### Exercise task
Output every record below exactly as it appears.

### Raw records
-.-.-
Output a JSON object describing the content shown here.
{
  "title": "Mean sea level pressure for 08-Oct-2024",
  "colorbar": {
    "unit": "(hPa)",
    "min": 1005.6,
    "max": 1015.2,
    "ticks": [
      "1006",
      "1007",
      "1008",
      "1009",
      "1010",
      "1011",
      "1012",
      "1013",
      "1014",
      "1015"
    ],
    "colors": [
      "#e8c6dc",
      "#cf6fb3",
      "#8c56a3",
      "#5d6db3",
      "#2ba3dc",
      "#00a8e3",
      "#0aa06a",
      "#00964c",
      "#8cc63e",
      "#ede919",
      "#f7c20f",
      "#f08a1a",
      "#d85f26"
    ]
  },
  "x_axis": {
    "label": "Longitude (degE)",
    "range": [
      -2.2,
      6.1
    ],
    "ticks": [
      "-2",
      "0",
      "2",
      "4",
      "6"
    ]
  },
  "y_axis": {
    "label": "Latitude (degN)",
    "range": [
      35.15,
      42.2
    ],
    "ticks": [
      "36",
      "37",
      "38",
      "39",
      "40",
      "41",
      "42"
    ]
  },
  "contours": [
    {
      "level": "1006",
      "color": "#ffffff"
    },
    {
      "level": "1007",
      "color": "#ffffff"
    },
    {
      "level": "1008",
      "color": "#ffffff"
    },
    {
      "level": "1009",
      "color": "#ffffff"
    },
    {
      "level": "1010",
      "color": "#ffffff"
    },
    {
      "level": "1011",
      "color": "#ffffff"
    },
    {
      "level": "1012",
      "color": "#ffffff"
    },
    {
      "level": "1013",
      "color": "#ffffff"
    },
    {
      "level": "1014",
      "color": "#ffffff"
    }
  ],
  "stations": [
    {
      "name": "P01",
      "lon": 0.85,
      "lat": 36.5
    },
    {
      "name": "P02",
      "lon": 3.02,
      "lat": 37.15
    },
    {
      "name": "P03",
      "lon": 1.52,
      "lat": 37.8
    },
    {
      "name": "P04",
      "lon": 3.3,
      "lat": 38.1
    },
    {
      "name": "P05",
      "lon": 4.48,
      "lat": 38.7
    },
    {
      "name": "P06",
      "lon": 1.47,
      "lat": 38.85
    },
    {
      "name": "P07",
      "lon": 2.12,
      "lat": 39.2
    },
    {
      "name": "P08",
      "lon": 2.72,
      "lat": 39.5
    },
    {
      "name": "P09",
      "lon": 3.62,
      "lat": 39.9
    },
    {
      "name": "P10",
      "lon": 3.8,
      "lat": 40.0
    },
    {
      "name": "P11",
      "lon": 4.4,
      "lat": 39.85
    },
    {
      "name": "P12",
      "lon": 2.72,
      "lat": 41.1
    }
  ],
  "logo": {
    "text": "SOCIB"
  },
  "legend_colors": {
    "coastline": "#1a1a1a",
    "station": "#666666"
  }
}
-.-.-
### Task response
Output a JSON object describing the content shown here.
{
  "title": "Mean sea level pressure for 08-Oct-2024",
  "colorbar": {
    "unit": "(hPa)",
    "min": 1005.6,
    "max": 1015.2,
    "ticks": [
      "1006",
      "1007",
      "1008",
      "1009",
      "1010",
      "1011",
      "1012",
      "1013",
      "1014",
      "1015"
    ],
    "colors": [
      "#e8c6dc",
      "#cf6fb3",
      "#8c56a3",
      "#5d6db3",
      "#2ba3dc",
      "#00a8e3",
      "#0aa06a",
      "#00964c",
      "#8cc63e",
      "#ede919",
      "#f7c20f",
      "#f08a1a",
      "#d85f26"
    ]
  },
  "x_axis": {
    "label": "Longitude (degE)",
    "range": [
      -2.2,
      6.1
    ],
    "ticks": [
      "-2",
      "0",
      "2",
      "4",
      "6"
    ]
  },
  "y_axis": {
    "label": "Latitude (degN)",
    "range": [
      35.15,
      42.2
    ],
    "ticks": [
      "36",
      "37",
      "38",
      "39",
      "40",
      "41",
      "42"
    ]
  },
  "contours": [
    {
      "level": "1006",
      "color": "#ffffff"
    },
    {
      "level": "1007",
      "color": "#ffffff"
    },
    {
      "level": "1008",
      "color": "#ffffff"
    },
    {
      "level": "1009",
      "color": "#ffffff"
    },
    {
      "level": "1010",
      "color": "#ffffff"
    },
    {
      "level": "1011",
      "color": "#ffffff"
    },
    {
      "level": "1012",
      "color": "#ffffff"
    },
    {
      "level": "1013",
      "color": "#ffffff"
    },
    {
      "level": "1014",
      "color": "#ffffff"
    }
  ],
  "stations": [
    {
      "name": "P01",
      "lon": 0.85,
      "lat": 36.5
    },
    {
      "name": "P02",
      "lon": 3.02,
      "lat": 37.15
    },
    {
      "name": "P03",
      "lon": 1.52,
      "lat": 37.8
    },
    {
      "name": "P04",
      "lon": 3.3,
      "lat": 38.1
    },
    {
      "name": "P05",
      "lon": 4.48,
      "lat": 38.7
    },
    {
      "name": "P06",
      "lon": 1.47,
      "lat": 38.85
    },
    {
      "name": "P07",
      "lon": 2.12,
      "lat": 39.2
    },
    {
      "name": "P08",
      "lon": 2.72,
      "lat": 39.5
    },
    {
      "name": "P09",
      "lon": 3.62,
      "lat": 39.9
    },
    {
      "name": "P10",
      "lon": 3.8,
      "lat": 40.0
    },
    {
      "name": "P11",
      "lon": 4.4,
      "lat": 39.85
    },
    {
      "name": "P12",
      "lon": 2.72,
      "lat": 41.1
    }
  ],
  "logo": {
    "text": "SOCIB"
  },
  "legend_colors": {
    "coastline": "#1a1a1a",
    "station": "#666666"
  }
}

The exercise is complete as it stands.